## To do
Repeat the listing in full, word for word.

[Records excerpted from a collection]
- - - -
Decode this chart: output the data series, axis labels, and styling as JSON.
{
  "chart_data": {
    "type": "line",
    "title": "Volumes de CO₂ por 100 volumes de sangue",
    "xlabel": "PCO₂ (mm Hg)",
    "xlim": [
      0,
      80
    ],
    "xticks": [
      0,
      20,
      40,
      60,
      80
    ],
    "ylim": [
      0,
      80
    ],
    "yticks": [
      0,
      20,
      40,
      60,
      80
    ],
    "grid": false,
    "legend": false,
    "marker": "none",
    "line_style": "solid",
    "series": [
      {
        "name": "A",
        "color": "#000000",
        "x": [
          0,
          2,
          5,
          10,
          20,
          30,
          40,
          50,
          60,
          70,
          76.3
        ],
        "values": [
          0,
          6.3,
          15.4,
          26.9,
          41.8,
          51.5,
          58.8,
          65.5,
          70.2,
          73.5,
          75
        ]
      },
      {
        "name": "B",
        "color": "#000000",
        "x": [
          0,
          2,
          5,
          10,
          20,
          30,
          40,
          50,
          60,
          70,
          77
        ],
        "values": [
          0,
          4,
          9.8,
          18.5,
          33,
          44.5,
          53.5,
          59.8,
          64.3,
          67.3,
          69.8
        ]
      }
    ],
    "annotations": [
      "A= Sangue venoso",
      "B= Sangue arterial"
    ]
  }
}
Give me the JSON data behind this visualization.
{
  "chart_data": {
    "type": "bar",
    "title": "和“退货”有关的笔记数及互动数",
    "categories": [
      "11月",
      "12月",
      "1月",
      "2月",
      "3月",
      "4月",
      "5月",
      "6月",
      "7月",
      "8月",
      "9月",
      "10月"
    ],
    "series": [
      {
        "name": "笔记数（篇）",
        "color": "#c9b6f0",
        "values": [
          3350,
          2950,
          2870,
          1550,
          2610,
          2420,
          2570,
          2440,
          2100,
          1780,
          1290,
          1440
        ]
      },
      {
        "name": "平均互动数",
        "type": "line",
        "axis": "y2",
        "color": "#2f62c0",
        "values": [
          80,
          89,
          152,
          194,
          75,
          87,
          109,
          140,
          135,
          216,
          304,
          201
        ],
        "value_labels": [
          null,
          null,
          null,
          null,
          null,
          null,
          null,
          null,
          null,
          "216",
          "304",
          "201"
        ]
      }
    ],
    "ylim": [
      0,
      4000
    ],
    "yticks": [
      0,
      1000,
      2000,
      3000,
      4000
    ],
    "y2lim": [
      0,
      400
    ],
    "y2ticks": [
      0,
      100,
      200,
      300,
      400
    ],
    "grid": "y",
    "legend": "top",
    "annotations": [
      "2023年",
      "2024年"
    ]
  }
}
- - - -
## Answer
Decode this chart: output the data series, axis labels, and styling as JSON.
{
  "chart_data": {
    "type": "line",
    "title": "Volumes de CO₂ por 100 volumes de sangue",
    "xlabel": "PCO₂ (mm Hg)",
    "xlim": [
      0,
      80
    ],
    "xticks": [
      0,
      20,
      40,
      60,
      80
    ],
    "ylim": [
      0,
      80
    ],
    "yticks": [
      0,
      20,
      40,
      60,
      80
    ],
    "grid": false,
    "legend": false,
    "marker": "none",
    "line_style": "solid",
    "series": [
      {
        "name": "A",
        "color": "#000000",
        "x": [
          0,
          2,
          5,
          10,
          20,
          30,
          40,
          50,
          60,
          70,
          76.3
        ],
        "values": [
          0,
          6.3,
          15.4,
          26.9,
          41.8,
          51.5,
          58.8,
          65.5,
          70.2,
          73.5,
          75
        ]
      },
      {
        "name": "B",
        "color": "#000000",
        "x": [
          0,
          2,
          5,
          10,
          20,
          30,
          40,
          50,
          60,
          70,
          77
        ],
        "values": [
          0,
          4,
          9.8,
          18.5,
          33,
          44.5,
          53.5,
          59.8,
          64.3,
          67.3,
          69.8
        ]
      }
    ],
    "annotations": [
      "A= Sangue venoso",
      "B= Sangue arterial"
    ]
  }
}
Give me the JSON data behind this visualization.
{
  "chart_data": {
    "type": "bar",
    "title": "和“退货”有关的笔记数及互动数",
    "categories": [
      "11月",
      "12月",
      "1月",
      "2月",
      "3月",
      "4月",
      "5月",
      "6月",
      "7月",
      "8月",
      "9月",
      "10月"
    ],
    "series": [
      {
        "name": "笔记数（篇）",
        "color": "#c9b6f0",
        "values": [
          3350,
          2950,
          2870,
          1550,
          2610,
          2420,
          2570,
          2440,
          2100,
          1780,
          1290,
          1440
        ]
      },
      {
        "name": "平均互动数",
        "type": "line",
        "axis": "y2",
        "color": "#2f62c0",
        "values": [
          80,
          89,
          152,
          194,
          75,
          87,
          109,
          140,
          135,
          216,
          304,
          201
        ],
        "value_labels": [
          null,
          null,
          null,
          null,
          null,
          null,
          null,
          null,
          null,
          "216",
          "304",
          "201"
        ]
      }
    ],
    "ylim": [
      0,
      4000
    ],
    "yticks": [
      0,
      1000,
      2000,
      3000,
      4000
    ],
    "y2lim": [
      0,
      400
    ],
    "y2ticks": [
      0,
      100,
      200,
      300,
      400
    ],
    "grid": "y",
    "legend": "top",
    "annotations": [
      "2023年",
      "2024年"
    ]
  }
}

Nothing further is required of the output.